◆ Data shown ◆
————
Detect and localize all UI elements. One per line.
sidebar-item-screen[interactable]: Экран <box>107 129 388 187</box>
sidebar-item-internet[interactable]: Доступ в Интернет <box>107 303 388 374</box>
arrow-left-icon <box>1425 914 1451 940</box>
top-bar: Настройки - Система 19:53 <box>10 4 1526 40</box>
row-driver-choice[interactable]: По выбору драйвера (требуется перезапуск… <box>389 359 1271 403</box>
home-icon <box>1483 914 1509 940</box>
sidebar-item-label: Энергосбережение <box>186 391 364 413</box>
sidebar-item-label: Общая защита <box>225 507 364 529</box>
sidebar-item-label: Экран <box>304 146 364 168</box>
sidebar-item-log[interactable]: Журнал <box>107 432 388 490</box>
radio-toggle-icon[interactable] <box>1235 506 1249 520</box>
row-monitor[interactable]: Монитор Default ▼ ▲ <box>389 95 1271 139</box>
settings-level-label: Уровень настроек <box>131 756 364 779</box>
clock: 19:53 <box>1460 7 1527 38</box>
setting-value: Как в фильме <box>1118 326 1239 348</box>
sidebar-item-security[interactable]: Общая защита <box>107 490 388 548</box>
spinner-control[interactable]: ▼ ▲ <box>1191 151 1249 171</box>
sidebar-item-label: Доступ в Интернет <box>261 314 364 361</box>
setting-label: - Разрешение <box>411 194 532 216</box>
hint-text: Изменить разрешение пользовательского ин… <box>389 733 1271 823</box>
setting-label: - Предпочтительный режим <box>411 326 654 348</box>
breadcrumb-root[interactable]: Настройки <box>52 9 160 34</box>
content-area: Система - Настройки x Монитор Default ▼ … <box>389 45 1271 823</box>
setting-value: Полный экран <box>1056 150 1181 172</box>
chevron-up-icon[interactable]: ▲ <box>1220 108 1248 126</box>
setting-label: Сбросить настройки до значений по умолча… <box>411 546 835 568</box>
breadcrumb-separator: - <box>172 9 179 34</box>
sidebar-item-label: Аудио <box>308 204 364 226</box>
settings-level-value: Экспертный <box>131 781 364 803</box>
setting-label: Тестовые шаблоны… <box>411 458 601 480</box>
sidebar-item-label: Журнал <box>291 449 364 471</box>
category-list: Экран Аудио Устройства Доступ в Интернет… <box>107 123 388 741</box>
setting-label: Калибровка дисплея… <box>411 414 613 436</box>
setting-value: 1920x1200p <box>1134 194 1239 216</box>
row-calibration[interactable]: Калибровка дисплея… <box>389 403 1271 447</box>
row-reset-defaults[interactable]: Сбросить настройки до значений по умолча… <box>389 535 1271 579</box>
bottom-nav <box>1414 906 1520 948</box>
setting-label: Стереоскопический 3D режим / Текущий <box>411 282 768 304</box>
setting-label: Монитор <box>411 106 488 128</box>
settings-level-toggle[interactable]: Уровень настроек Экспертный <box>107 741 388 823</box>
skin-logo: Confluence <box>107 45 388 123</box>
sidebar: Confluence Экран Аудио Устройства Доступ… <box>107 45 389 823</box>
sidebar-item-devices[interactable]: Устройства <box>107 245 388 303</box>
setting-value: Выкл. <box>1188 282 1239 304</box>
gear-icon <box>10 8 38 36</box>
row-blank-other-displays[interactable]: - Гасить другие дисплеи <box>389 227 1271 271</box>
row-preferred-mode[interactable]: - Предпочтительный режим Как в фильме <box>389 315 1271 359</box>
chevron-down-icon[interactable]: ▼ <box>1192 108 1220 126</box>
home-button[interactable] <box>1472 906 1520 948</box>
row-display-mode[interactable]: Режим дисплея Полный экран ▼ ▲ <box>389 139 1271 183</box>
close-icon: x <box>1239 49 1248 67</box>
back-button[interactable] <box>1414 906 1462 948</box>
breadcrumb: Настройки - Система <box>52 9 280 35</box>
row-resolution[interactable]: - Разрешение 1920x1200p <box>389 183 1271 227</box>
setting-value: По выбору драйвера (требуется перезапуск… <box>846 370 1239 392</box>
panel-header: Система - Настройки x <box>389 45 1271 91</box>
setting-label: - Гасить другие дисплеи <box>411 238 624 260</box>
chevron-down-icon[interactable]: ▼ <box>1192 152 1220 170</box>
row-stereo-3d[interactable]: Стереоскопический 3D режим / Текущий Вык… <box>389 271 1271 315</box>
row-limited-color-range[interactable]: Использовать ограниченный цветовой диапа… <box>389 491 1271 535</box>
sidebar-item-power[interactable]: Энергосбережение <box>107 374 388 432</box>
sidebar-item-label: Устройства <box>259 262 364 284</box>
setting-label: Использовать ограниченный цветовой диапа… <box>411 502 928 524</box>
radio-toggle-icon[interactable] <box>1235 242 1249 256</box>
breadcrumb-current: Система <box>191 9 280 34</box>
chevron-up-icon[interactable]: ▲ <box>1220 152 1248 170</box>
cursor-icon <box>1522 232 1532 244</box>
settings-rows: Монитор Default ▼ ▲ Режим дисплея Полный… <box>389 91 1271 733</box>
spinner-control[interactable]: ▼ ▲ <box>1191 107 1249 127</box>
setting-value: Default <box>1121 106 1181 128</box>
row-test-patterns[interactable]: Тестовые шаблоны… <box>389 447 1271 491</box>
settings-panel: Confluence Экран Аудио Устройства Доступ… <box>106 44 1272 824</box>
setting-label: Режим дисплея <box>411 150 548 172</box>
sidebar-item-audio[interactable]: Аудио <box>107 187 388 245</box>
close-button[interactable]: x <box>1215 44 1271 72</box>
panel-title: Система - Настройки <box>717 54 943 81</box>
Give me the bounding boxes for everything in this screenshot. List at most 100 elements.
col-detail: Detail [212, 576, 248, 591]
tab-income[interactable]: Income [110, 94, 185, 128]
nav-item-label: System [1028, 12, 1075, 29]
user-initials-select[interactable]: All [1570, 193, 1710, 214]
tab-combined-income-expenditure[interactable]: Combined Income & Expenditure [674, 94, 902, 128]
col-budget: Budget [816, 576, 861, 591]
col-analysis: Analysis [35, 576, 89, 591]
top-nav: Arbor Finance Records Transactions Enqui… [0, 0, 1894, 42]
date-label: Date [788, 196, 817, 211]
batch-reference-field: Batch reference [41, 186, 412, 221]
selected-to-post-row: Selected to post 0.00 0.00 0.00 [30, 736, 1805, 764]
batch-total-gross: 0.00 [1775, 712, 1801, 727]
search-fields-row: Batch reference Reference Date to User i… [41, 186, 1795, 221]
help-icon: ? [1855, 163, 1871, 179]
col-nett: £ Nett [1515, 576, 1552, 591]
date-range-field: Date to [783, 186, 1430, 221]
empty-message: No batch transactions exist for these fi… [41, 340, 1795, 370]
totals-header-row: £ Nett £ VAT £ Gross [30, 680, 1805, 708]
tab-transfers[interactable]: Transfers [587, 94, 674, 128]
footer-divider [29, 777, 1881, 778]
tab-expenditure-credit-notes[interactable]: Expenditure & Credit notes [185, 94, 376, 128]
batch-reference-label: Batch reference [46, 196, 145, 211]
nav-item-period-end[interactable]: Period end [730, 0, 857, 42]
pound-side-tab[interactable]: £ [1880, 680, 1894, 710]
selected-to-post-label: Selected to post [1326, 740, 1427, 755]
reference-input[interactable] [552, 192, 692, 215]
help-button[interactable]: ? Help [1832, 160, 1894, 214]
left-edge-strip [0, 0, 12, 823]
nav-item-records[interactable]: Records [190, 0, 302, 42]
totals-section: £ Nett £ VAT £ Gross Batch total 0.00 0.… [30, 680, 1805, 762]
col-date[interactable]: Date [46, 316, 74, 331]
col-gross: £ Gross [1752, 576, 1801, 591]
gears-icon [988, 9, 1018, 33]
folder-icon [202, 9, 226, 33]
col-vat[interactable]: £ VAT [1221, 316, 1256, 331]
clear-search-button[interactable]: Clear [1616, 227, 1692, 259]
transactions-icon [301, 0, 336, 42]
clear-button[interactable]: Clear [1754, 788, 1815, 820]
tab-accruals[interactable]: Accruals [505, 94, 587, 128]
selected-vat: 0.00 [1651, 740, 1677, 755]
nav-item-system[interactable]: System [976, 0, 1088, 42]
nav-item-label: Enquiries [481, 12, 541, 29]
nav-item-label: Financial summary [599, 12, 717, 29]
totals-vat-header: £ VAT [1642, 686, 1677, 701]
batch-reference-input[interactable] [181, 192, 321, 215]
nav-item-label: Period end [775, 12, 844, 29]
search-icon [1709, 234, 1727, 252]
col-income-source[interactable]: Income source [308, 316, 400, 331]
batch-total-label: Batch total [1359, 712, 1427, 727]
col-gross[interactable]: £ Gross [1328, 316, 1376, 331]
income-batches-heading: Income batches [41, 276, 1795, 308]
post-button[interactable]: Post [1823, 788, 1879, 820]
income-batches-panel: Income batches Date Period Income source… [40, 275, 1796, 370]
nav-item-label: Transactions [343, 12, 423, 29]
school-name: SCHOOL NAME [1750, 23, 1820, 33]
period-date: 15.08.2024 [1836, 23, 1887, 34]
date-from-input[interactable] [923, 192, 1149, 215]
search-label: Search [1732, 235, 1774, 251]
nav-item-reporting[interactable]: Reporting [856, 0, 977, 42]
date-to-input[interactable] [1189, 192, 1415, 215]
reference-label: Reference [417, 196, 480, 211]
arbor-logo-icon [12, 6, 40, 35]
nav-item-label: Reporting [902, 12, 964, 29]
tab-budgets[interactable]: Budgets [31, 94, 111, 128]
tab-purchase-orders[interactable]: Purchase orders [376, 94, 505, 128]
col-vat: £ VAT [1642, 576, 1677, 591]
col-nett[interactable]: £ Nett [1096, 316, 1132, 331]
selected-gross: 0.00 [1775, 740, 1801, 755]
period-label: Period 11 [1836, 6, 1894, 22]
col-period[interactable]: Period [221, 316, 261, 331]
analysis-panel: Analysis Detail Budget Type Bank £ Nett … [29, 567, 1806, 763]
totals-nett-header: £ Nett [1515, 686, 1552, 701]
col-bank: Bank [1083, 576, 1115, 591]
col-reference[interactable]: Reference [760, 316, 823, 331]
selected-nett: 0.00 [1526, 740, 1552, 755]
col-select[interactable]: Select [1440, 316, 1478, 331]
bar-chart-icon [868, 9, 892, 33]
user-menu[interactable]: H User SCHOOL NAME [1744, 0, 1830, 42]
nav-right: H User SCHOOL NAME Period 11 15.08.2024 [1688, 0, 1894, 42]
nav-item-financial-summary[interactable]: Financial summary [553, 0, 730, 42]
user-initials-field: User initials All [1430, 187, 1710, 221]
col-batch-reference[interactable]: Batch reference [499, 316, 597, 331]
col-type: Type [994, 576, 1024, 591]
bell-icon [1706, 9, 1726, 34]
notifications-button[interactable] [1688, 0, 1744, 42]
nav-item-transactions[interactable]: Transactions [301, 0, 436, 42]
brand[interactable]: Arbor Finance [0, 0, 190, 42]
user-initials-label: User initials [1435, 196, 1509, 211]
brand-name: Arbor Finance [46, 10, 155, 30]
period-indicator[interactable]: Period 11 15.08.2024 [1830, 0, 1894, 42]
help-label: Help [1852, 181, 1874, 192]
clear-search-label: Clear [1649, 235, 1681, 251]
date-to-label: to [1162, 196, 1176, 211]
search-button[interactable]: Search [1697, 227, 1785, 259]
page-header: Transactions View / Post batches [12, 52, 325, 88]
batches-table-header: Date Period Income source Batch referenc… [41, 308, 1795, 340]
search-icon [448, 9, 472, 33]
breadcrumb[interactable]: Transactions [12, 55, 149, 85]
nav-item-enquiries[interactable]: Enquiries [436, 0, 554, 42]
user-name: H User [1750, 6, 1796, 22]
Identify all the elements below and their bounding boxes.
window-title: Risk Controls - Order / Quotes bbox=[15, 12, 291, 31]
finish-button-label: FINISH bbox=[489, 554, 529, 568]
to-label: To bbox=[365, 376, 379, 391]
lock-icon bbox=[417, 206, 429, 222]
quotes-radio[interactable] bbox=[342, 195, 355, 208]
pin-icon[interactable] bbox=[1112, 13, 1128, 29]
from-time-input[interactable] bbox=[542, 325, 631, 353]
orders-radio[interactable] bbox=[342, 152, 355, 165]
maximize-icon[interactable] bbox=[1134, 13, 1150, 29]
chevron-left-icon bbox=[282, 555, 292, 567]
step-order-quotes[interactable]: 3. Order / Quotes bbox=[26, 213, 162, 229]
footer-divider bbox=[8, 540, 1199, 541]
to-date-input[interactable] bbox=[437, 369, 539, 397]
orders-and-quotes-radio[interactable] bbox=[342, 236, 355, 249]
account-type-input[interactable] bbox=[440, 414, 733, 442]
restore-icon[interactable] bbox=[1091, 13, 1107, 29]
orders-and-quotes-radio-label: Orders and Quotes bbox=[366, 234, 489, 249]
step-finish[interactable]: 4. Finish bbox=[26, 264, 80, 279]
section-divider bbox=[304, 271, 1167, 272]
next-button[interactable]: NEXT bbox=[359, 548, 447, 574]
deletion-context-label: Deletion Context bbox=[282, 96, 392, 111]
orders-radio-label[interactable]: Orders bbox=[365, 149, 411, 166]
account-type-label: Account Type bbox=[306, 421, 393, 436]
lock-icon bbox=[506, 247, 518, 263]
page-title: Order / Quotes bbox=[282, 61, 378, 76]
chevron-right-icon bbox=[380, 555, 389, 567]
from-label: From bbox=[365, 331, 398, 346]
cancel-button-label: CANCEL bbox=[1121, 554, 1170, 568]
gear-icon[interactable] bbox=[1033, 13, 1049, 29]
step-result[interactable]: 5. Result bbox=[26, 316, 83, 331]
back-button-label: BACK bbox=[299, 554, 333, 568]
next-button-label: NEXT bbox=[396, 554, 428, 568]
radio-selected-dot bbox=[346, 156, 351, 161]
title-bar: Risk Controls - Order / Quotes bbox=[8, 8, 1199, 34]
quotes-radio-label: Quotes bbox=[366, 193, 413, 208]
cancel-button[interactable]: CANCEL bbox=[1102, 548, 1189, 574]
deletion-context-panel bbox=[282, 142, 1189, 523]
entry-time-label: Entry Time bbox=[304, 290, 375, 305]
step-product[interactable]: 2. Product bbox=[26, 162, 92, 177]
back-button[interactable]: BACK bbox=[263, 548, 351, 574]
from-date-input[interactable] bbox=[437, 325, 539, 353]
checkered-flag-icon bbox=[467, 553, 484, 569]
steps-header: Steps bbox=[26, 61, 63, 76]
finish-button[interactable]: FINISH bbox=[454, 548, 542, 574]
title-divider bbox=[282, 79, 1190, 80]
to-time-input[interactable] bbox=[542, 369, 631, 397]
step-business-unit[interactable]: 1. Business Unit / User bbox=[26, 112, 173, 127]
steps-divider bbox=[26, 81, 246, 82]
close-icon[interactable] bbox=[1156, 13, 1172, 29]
————
◆ Objective ◆
Count the lines above that contain the word "bounding", treating uppercase and lowercase as different. Reply with the number alone.

◆ Task answer ◆
2